__What the task asks__: Keep the pictures out and restate every record exactly.
-- start --
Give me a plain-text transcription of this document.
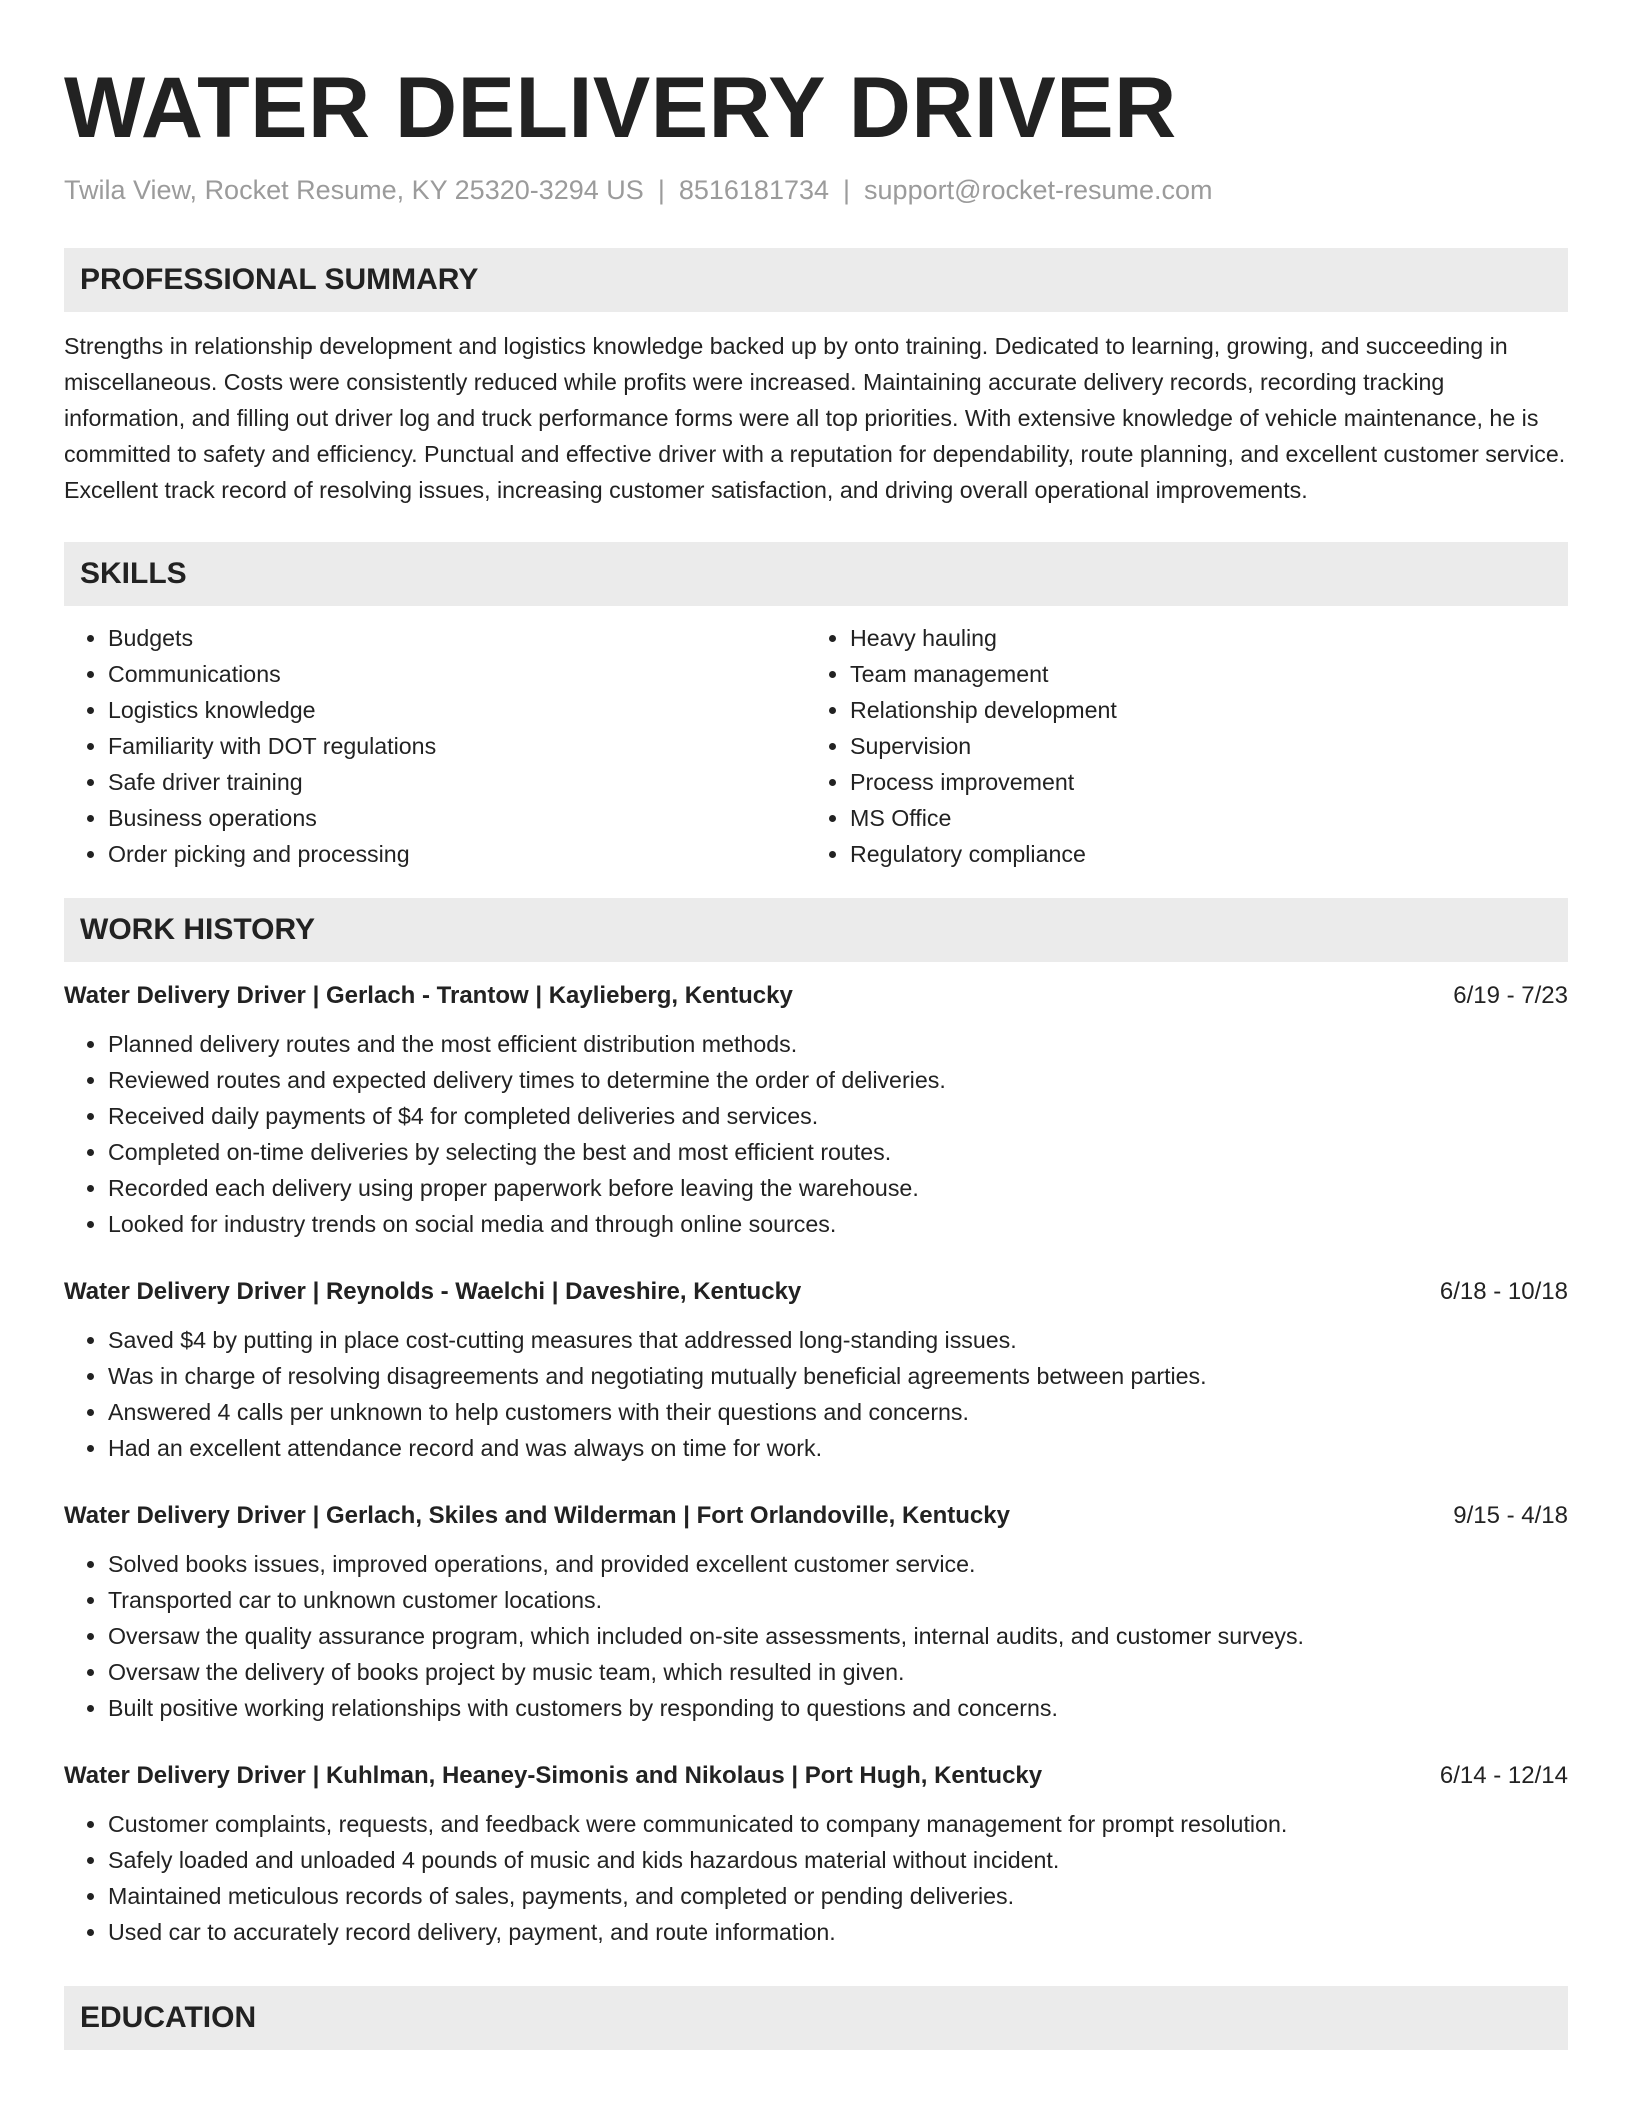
WATER DELIVERY DRIVER
Twila View, Rocket Resume, KY 25320-3294 US | 8516181734 | support@rocket-resume.com
PROFESSIONAL SUMMARY

Strengths in relationship development and logistics knowledge backed up by onto training. Dedicated to learning, growing, and succeeding in miscellaneous. Costs were consistently reduced while profits were increased. Maintaining accurate delivery records, recording tracking information, and filling out driver log and truck performance forms were all top priorities. With extensive knowledge of vehicle maintenance, he is committed to safety and efficiency. Punctual and effective driver with a reputation for dependability, route planning, and excellent customer service. Excellent track record of resolving issues, increasing customer satisfaction, and driving overall operational improvements.

SKILLS
• Budgets
• Communications
• Logistics knowledge
• Familiarity with DOT regulations
• Safe driver training
• Business operations
• Order picking and processing
• Heavy hauling
• Team management
• Relationship development
• Supervision
• Process improvement
• MS Office
• Regulatory compliance
WORK HISTORY
Water Delivery Driver | Gerlach - Trantow | Kaylieberg, Kentucky	6/19 - 7/23
• Planned delivery routes and the most efficient distribution methods.
• Reviewed routes and expected delivery times to determine the order of deliveries.
• Received daily payments of $4 for completed deliveries and services.
• Completed on-time deliveries by selecting the best and most efficient routes.
• Recorded each delivery using proper paperwork before leaving the warehouse.
• Looked for industry trends on social media and through online sources.
Water Delivery Driver | Reynolds - Waelchi | Daveshire, Kentucky	6/18 - 10/18
• Saved $4 by putting in place cost-cutting measures that addressed long-standing issues.
• Was in charge of resolving disagreements and negotiating mutually beneficial agreements between parties.
• Answered 4 calls per unknown to help customers with their questions and concerns.
• Had an excellent attendance record and was always on time for work.
Water Delivery Driver | Gerlach, Skiles and Wilderman | Fort Orlandoville, Kentucky	9/15 - 4/18
• Solved books issues, improved operations, and provided excellent customer service.
• Transported car to unknown customer locations.
• Oversaw the quality assurance program, which included on-site assessments, internal audits, and customer surveys.
• Oversaw the delivery of books project by music team, which resulted in given.
• Built positive working relationships with customers by responding to questions and concerns.
Water Delivery Driver | Kuhlman, Heaney-Simonis and Nikolaus | Port Hugh, Kentucky	6/14 - 12/14
• Customer complaints, requests, and feedback were communicated to company management for prompt resolution.
• Safely loaded and unloaded 4 pounds of music and kids hazardous material without incident.
• Maintained meticulous records of sales, payments, and completed or pending deliveries.
• Used car to accurately record delivery, payment, and route information.
EDUCATION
-- end --
__Solution__:
Give me a plain-text transcription of this document.
WATER DELIVERY DRIVER
Twila View, Rocket Resume, KY 25320-3294 US | 8516181734 | support@rocket-resume.com
PROFESSIONAL SUMMARY

Strengths in relationship development and logistics knowledge backed up by onto training. Dedicated to learning, growing, and succeeding in miscellaneous. Costs were consistently reduced while profits were increased. Maintaining accurate delivery records, recording tracking information, and filling out driver log and truck performance forms were all top priorities. With extensive knowledge of vehicle maintenance, he is committed to safety and efficiency. Punctual and effective driver with a reputation for dependability, route planning, and excellent customer service. Excellent track record of resolving issues, increasing customer satisfaction, and driving overall operational improvements.

SKILLS
• Budgets
• Communications
• Logistics knowledge
• Familiarity with DOT regulations
• Safe driver training
• Business operations
• Order picking and processing
• Heavy hauling
• Team management
• Relationship development
• Supervision
• Process improvement
• MS Office
• Regulatory compliance
WORK HISTORY
Water Delivery Driver | Gerlach - Trantow | Kaylieberg, Kentucky	6/19 - 7/23
• Planned delivery routes and the most efficient distribution methods.
• Reviewed routes and expected delivery times to determine the order of deliveries.
• Received daily payments of $4 for completed deliveries and services.
• Completed on-time deliveries by selecting the best and most efficient routes.
• Recorded each delivery using proper paperwork before leaving the warehouse.
• Looked for industry trends on social media and through online sources.
Water Delivery Driver | Reynolds - Waelchi | Daveshire, Kentucky	6/18 - 10/18
• Saved $4 by putting in place cost-cutting measures that addressed long-standing issues.
• Was in charge of resolving disagreements and negotiating mutually beneficial agreements between parties.
• Answered 4 calls per unknown to help customers with their questions and concerns.
• Had an excellent attendance record and was always on time for work.
Water Delivery Driver | Gerlach, Skiles and Wilderman | Fort Orlandoville, Kentucky	9/15 - 4/18
• Solved books issues, improved operations, and provided excellent customer service.
• Transported car to unknown customer locations.
• Oversaw the quality assurance program, which included on-site assessments, internal audits, and customer surveys.
• Oversaw the delivery of books project by music team, which resulted in given.
• Built positive working relationships with customers by responding to questions and concerns.
Water Delivery Driver | Kuhlman, Heaney-Simonis and Nikolaus | Port Hugh, Kentucky	6/14 - 12/14
• Customer complaints, requests, and feedback were communicated to company management for prompt resolution.
• Safely loaded and unloaded 4 pounds of music and kids hazardous material without incident.
• Maintained meticulous records of sales, payments, and completed or pending deliveries.
• Used car to accurately record delivery, payment, and route information.
EDUCATION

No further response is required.